Work required - Write out the listing beneath this instruction in its entirety, exactly as it reads.

Material for this exercise -
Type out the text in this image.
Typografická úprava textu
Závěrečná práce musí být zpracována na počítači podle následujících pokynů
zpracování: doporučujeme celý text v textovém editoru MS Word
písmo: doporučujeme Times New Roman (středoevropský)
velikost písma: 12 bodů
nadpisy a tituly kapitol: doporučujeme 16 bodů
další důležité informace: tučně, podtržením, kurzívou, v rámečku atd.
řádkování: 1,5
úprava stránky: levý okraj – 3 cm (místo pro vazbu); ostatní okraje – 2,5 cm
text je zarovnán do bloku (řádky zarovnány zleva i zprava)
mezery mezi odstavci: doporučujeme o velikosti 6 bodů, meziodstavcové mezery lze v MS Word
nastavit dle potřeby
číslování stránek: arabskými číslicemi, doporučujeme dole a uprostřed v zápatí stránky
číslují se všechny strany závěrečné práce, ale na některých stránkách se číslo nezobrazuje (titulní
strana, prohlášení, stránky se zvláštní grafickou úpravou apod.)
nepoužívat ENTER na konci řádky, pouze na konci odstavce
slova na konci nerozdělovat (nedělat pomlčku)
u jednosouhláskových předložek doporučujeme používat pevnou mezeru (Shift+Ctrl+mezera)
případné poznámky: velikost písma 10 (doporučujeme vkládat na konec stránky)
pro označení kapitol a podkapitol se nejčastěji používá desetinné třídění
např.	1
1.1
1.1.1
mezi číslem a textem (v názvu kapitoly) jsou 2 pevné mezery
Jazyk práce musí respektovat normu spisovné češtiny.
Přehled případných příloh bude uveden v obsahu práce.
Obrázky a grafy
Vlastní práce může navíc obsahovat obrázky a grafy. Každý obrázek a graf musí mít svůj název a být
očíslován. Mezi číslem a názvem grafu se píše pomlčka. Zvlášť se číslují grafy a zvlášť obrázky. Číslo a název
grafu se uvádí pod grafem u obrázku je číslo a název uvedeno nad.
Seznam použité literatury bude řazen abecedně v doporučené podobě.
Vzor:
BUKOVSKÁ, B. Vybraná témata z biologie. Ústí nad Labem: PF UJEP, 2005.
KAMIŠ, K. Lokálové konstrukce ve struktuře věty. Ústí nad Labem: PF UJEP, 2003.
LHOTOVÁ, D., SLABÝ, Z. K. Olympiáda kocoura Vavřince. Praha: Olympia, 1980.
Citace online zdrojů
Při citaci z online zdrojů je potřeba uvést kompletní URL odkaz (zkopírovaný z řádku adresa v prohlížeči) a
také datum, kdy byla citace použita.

Task answer -
Type out the text in this image.
Typografická úprava textu
Závěrečná práce musí být zpracována na počítači podle následujících pokynů
zpracování: doporučujeme celý text v textovém editoru MS Word
písmo: doporučujeme Times New Roman (středoevropský)
velikost písma: 12 bodů
nadpisy a tituly kapitol: doporučujeme 16 bodů
další důležité informace: tučně, podtržením, kurzívou, v rámečku atd.
řádkování: 1,5
úprava stránky: levý okraj – 3 cm (místo pro vazbu); ostatní okraje – 2,5 cm
text je zarovnán do bloku (řádky zarovnány zleva i zprava)
mezery mezi odstavci: doporučujeme o velikosti 6 bodů, meziodstavcové mezery lze v MS Word
nastavit dle potřeby
číslování stránek: arabskými číslicemi, doporučujeme dole a uprostřed v zápatí stránky
číslují se všechny strany závěrečné práce, ale na některých stránkách se číslo nezobrazuje (titulní
strana, prohlášení, stránky se zvláštní grafickou úpravou apod.)
nepoužívat ENTER na konci řádky, pouze na konci odstavce
slova na konci nerozdělovat (nedělat pomlčku)
u jednosouhláskových předložek doporučujeme používat pevnou mezeru (Shift+Ctrl+mezera)
případné poznámky: velikost písma 10 (doporučujeme vkládat na konec stránky)
pro označení kapitol a podkapitol se nejčastěji používá desetinné třídění
např.	1
1.1
1.1.1
mezi číslem a textem (v názvu kapitoly) jsou 2 pevné mezery
Jazyk práce musí respektovat normu spisovné češtiny.
Přehled případných příloh bude uveden v obsahu práce.
Obrázky a grafy
Vlastní práce může navíc obsahovat obrázky a grafy. Každý obrázek a graf musí mít svůj název a být
očíslován. Mezi číslem a názvem grafu se píše pomlčka. Zvlášť se číslují grafy a zvlášť obrázky. Číslo a název
grafu se uvádí pod grafem u obrázku je číslo a název uvedeno nad.
Seznam použité literatury bude řazen abecedně v doporučené podobě.
Vzor:
BUKOVSKÁ, B. Vybraná témata z biologie. Ústí nad Labem: PF UJEP, 2005.
KAMIŠ, K. Lokálové konstrukce ve struktuře věty. Ústí nad Labem: PF UJEP, 2003.
LHOTOVÁ, D., SLABÝ, Z. K. Olympiáda kocoura Vavřince. Praha: Olympia, 1980.
Citace online zdrojů
Při citaci z online zdrojů je potřeba uvést kompletní URL odkaz (zkopírovaný z řádku adresa v prohlížeči) a
také datum, kdy byla citace použita.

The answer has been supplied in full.